◆ AIM: All records must be quoted exactly. Omit the pictures.
BEGIN DATASET CONTENT
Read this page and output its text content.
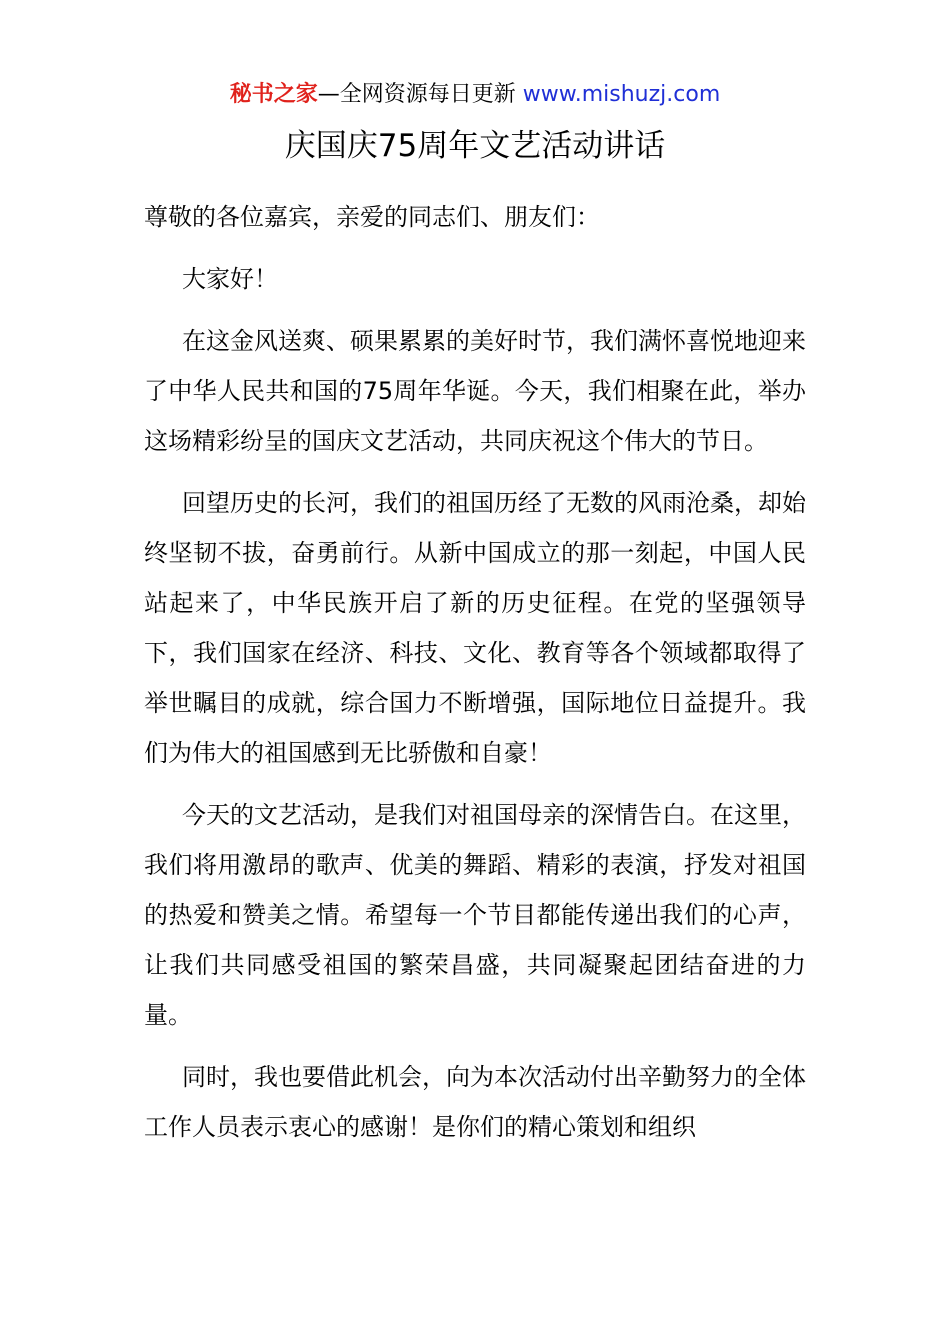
秘书之家—全网资源每日更新 www.mishuzj.com
庆国庆75周年文艺活动讲话

尊敬的各位嘉宾，亲爱的同志们、朋友们：

大家好！

在这金风送爽、硕果累累的美好时节，我们满怀喜悦地迎来了中华人民共和国的75周年华诞。今天，我们相聚在此，举办这场精彩纷呈的国庆文艺活动，共同庆祝这个伟大的节日。

回望历史的长河，我们的祖国历经了无数的风雨沧桑，却始终坚韧不拔，奋勇前行。从新中国成立的那一刻起，中国人民站起来了，中华民族开启了新的历史征程。在党的坚强领导下，我们国家在经济、科技、文化、教育等各个领域都取得了举世瞩目的成就，综合国力不断增强，国际地位日益提升。我们为伟大的祖国感到无比骄傲和自豪！

今天的文艺活动，是我们对祖国母亲的深情告白。在这里，我们将用激昂的歌声、优美的舞蹈、精彩的表演，抒发对祖国的热爱和赞美之情。希望每一个节目都能传递出我们的心声，让我们共同感受祖国的繁荣昌盛，共同凝聚起团结奋进的力量。

同时，我也要借此机会，向为本次活动付出辛勤努力的全体工作人员表示衷心的感谢！是你们的精心策划和组织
END DATASET CONTENT
◆ EXERCISE RESPONSE:
Read this page and output its text content.
秘书之家—全网资源每日更新 www.mishuzj.com
庆国庆75周年文艺活动讲话

尊敬的各位嘉宾，亲爱的同志们、朋友们：

大家好！

在这金风送爽、硕果累累的美好时节，我们满怀喜悦地迎来了中华人民共和国的75周年华诞。今天，我们相聚在此，举办这场精彩纷呈的国庆文艺活动，共同庆祝这个伟大的节日。

回望历史的长河，我们的祖国历经了无数的风雨沧桑，却始终坚韧不拔，奋勇前行。从新中国成立的那一刻起，中国人民站起来了，中华民族开启了新的历史征程。在党的坚强领导下，我们国家在经济、科技、文化、教育等各个领域都取得了举世瞩目的成就，综合国力不断增强，国际地位日益提升。我们为伟大的祖国感到无比骄傲和自豪！

今天的文艺活动，是我们对祖国母亲的深情告白。在这里，我们将用激昂的歌声、优美的舞蹈、精彩的表演，抒发对祖国的热爱和赞美之情。希望每一个节目都能传递出我们的心声，让我们共同感受祖国的繁荣昌盛，共同凝聚起团结奋进的力量。

同时，我也要借此机会，向为本次活动付出辛勤努力的全体工作人员表示衷心的感谢！是你们的精心策划和组织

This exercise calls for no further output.